* _PROBLEM DESCRIPTION_: Can you print every record below exactly as written?
[Start]
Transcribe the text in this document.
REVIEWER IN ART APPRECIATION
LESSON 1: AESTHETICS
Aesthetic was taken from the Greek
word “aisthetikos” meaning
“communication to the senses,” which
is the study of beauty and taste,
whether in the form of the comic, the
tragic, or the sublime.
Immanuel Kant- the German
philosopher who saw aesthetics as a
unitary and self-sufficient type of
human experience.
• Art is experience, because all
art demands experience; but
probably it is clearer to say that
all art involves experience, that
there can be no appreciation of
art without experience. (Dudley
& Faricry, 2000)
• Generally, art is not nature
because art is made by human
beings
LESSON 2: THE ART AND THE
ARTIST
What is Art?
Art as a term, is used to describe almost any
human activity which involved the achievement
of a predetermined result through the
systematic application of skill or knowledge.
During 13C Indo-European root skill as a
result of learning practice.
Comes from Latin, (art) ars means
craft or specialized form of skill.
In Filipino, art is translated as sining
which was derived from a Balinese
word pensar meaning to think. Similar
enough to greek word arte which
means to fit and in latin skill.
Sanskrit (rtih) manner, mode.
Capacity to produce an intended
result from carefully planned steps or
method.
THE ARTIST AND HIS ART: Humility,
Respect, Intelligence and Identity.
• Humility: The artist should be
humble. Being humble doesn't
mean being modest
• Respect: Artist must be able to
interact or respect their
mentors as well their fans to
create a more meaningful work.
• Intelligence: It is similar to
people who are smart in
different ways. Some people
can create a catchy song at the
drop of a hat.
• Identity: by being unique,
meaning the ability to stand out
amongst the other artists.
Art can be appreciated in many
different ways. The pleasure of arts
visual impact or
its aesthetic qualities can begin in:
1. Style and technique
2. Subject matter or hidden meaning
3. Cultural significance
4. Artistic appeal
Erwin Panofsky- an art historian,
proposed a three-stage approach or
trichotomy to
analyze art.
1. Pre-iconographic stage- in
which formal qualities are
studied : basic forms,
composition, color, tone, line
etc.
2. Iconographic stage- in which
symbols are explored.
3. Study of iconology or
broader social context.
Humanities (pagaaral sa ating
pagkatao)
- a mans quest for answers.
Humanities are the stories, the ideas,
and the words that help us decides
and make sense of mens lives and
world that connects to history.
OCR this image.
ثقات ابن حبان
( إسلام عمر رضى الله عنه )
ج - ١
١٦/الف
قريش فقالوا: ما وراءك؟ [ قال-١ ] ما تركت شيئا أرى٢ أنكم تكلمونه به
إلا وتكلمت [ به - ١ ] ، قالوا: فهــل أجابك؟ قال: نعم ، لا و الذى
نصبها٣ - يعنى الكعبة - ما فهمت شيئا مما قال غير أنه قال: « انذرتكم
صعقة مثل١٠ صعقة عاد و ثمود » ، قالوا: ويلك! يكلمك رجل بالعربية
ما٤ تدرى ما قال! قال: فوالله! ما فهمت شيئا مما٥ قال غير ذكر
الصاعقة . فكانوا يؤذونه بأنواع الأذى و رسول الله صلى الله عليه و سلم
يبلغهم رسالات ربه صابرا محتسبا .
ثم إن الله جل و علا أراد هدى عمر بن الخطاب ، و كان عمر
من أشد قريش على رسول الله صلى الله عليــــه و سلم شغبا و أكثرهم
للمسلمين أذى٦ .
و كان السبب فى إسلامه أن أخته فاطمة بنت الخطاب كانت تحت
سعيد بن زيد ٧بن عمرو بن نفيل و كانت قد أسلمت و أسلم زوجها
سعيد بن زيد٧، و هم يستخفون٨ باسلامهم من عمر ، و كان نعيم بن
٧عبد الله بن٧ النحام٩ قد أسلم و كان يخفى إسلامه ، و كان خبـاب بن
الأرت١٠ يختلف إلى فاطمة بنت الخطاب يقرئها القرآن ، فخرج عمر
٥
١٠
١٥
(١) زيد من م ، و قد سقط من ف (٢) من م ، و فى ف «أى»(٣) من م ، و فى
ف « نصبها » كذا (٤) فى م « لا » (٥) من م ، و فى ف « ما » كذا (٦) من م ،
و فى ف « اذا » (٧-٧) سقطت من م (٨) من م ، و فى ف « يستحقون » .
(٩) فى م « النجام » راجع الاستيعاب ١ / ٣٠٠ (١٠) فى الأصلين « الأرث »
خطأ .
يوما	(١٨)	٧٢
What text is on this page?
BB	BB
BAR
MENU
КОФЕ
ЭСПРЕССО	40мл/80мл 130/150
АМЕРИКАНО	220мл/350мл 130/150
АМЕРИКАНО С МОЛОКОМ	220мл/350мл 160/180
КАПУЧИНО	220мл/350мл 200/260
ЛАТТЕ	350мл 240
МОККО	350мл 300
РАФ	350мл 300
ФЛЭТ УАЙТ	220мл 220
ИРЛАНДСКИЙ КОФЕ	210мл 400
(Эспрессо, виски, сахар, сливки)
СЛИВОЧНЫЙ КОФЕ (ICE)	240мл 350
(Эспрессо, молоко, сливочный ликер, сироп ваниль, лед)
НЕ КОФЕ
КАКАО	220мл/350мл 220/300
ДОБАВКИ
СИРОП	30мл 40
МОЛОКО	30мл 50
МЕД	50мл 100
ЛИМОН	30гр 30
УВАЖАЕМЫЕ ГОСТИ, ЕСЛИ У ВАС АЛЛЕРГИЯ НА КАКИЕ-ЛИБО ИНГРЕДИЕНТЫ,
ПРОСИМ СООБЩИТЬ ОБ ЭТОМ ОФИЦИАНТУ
[End]
* _FINISHED EXERCISE_:
Transcribe the text in this document.
REVIEWER IN ART APPRECIATION
LESSON 1: AESTHETICS
Aesthetic was taken from the Greek
word “aisthetikos” meaning
“communication to the senses,” which
is the study of beauty and taste,
whether in the form of the comic, the
tragic, or the sublime.
Immanuel Kant- the German
philosopher who saw aesthetics as a
unitary and self-sufficient type of
human experience.
• Art is experience, because all
art demands experience; but
probably it is clearer to say that
all art involves experience, that
there can be no appreciation of
art without experience. (Dudley
& Faricry, 2000)
• Generally, art is not nature
because art is made by human
beings
LESSON 2: THE ART AND THE
ARTIST
What is Art?
Art as a term, is used to describe almost any
human activity which involved the achievement
of a predetermined result through the
systematic application of skill or knowledge.
During 13C Indo-European root skill as a
result of learning practice.
Comes from Latin, (art) ars means
craft or specialized form of skill.
In Filipino, art is translated as sining
which was derived from a Balinese
word pensar meaning to think. Similar
enough to greek word arte which
means to fit and in latin skill.
Sanskrit (rtih) manner, mode.
Capacity to produce an intended
result from carefully planned steps or
method.
THE ARTIST AND HIS ART: Humility,
Respect, Intelligence and Identity.
• Humility: The artist should be
humble. Being humble doesn't
mean being modest
• Respect: Artist must be able to
interact or respect their
mentors as well their fans to
create a more meaningful work.
• Intelligence: It is similar to
people who are smart in
different ways. Some people
can create a catchy song at the
drop of a hat.
• Identity: by being unique,
meaning the ability to stand out
amongst the other artists.
Art can be appreciated in many
different ways. The pleasure of arts
visual impact or
its aesthetic qualities can begin in:
1. Style and technique
2. Subject matter or hidden meaning
3. Cultural significance
4. Artistic appeal
Erwin Panofsky- an art historian,
proposed a three-stage approach or
trichotomy to
analyze art.
1. Pre-iconographic stage- in
which formal qualities are
studied : basic forms,
composition, color, tone, line
etc.
2. Iconographic stage- in which
symbols are explored.
3. Study of iconology or
broader social context.
Humanities (pagaaral sa ating
pagkatao)
- a mans quest for answers.
Humanities are the stories, the ideas,
and the words that help us decides
and make sense of mens lives and
world that connects to history.
OCR this image.
ثقات ابن حبان
( إسلام عمر رضى الله عنه )
ج - ١
١٦/الف
قريش فقالوا: ما وراءك؟ [ قال-١ ] ما تركت شيئا أرى٢ أنكم تكلمونه به
إلا وتكلمت [ به - ١ ] ، قالوا: فهــل أجابك؟ قال: نعم ، لا و الذى
نصبها٣ - يعنى الكعبة - ما فهمت شيئا مما قال غير أنه قال: « انذرتكم
صعقة مثل١٠ صعقة عاد و ثمود » ، قالوا: ويلك! يكلمك رجل بالعربية
ما٤ تدرى ما قال! قال: فوالله! ما فهمت شيئا مما٥ قال غير ذكر
الصاعقة . فكانوا يؤذونه بأنواع الأذى و رسول الله صلى الله عليه و سلم
يبلغهم رسالات ربه صابرا محتسبا .
ثم إن الله جل و علا أراد هدى عمر بن الخطاب ، و كان عمر
من أشد قريش على رسول الله صلى الله عليــــه و سلم شغبا و أكثرهم
للمسلمين أذى٦ .
و كان السبب فى إسلامه أن أخته فاطمة بنت الخطاب كانت تحت
سعيد بن زيد ٧بن عمرو بن نفيل و كانت قد أسلمت و أسلم زوجها
سعيد بن زيد٧، و هم يستخفون٨ باسلامهم من عمر ، و كان نعيم بن
٧عبد الله بن٧ النحام٩ قد أسلم و كان يخفى إسلامه ، و كان خبـاب بن
الأرت١٠ يختلف إلى فاطمة بنت الخطاب يقرئها القرآن ، فخرج عمر
٥
١٠
١٥
(١) زيد من م ، و قد سقط من ف (٢) من م ، و فى ف «أى»(٣) من م ، و فى
ف « نصبها » كذا (٤) فى م « لا » (٥) من م ، و فى ف « ما » كذا (٦) من م ،
و فى ف « اذا » (٧-٧) سقطت من م (٨) من م ، و فى ف « يستحقون » .
(٩) فى م « النجام » راجع الاستيعاب ١ / ٣٠٠ (١٠) فى الأصلين « الأرث »
خطأ .
يوما	(١٨)	٧٢
What text is on this page?
BB	BB
BAR
MENU
КОФЕ
ЭСПРЕССО	40мл/80мл 130/150
АМЕРИКАНО	220мл/350мл 130/150
АМЕРИКАНО С МОЛОКОМ	220мл/350мл 160/180
КАПУЧИНО	220мл/350мл 200/260
ЛАТТЕ	350мл 240
МОККО	350мл 300
РАФ	350мл 300
ФЛЭТ УАЙТ	220мл 220
ИРЛАНДСКИЙ КОФЕ	210мл 400
(Эспрессо, виски, сахар, сливки)
СЛИВОЧНЫЙ КОФЕ (ICE)	240мл 350
(Эспрессо, молоко, сливочный ликер, сироп ваниль, лед)
НЕ КОФЕ
КАКАО	220мл/350мл 220/300
ДОБАВКИ
СИРОП	30мл 40
МОЛОКО	30мл 50
МЕД	50мл 100
ЛИМОН	30гр 30
УВАЖАЕМЫЕ ГОСТИ, ЕСЛИ У ВАС АЛЛЕРГИЯ НА КАКИЕ-ЛИБО ИНГРЕДИЕНТЫ,
ПРОСИМ СООБЩИТЬ ОБ ЭТОМ ОФИЦИАНТУ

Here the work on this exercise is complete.